--- START MATERIAL PROVIDED ---

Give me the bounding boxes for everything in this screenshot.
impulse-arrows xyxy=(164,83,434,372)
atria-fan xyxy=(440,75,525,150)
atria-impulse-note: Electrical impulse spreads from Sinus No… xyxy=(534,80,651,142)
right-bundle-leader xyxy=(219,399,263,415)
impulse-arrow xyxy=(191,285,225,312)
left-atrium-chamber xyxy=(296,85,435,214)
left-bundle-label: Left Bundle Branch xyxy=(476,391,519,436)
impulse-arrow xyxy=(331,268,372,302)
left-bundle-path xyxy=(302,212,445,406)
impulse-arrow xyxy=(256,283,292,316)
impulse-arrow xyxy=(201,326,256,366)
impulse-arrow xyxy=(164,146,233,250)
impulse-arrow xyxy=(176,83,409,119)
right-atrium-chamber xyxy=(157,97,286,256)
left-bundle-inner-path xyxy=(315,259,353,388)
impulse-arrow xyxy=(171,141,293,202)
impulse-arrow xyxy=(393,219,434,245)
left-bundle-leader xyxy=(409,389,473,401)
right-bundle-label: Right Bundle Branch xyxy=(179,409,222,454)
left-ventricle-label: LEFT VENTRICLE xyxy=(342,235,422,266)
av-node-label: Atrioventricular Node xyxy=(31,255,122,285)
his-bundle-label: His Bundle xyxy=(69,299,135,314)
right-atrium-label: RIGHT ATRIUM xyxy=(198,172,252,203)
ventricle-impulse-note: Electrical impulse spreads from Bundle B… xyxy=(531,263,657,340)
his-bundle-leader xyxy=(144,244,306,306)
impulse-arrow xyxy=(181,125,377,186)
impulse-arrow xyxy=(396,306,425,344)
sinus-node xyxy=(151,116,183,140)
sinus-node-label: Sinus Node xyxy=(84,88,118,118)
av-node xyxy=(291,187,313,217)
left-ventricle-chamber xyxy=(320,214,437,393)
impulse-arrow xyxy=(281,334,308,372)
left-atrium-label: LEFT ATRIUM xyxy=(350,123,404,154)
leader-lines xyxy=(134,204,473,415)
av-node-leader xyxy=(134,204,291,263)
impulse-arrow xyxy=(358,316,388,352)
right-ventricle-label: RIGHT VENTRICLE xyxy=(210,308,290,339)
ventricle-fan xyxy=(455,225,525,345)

--- END MATERIAL PROVIDED ---

EXERCISE: Could you restate everything from the start of the rows down to the line containing "right-bundle-label: Right Bundle", renaming "Branch" to "Fascicle" and leaving all else unchanged?

ANSWER:
Give me the bounding boxes for everything in this screenshot.
impulse-arrows xyxy=(164,83,434,372)
atria-fan xyxy=(440,75,525,150)
atria-impulse-note: Electrical impulse spreads from Sinus No… xyxy=(534,80,651,142)
right-bundle-leader xyxy=(219,399,263,415)
impulse-arrow xyxy=(191,285,225,312)
left-atrium-chamber xyxy=(296,85,435,214)
left-bundle-label: Left Bundle Fascicle xyxy=(476,391,519,436)
impulse-arrow xyxy=(331,268,372,302)
left-bundle-path xyxy=(302,212,445,406)
impulse-arrow xyxy=(256,283,292,316)
impulse-arrow xyxy=(201,326,256,366)
impulse-arrow xyxy=(164,146,233,250)
impulse-arrow xyxy=(176,83,409,119)
right-atrium-chamber xyxy=(157,97,286,256)
left-bundle-inner-path xyxy=(315,259,353,388)
impulse-arrow xyxy=(171,141,293,202)
impulse-arrow xyxy=(393,219,434,245)
left-bundle-leader xyxy=(409,389,473,401)
right-bundle-label: Right Bundle Fascicle xyxy=(179,409,222,454)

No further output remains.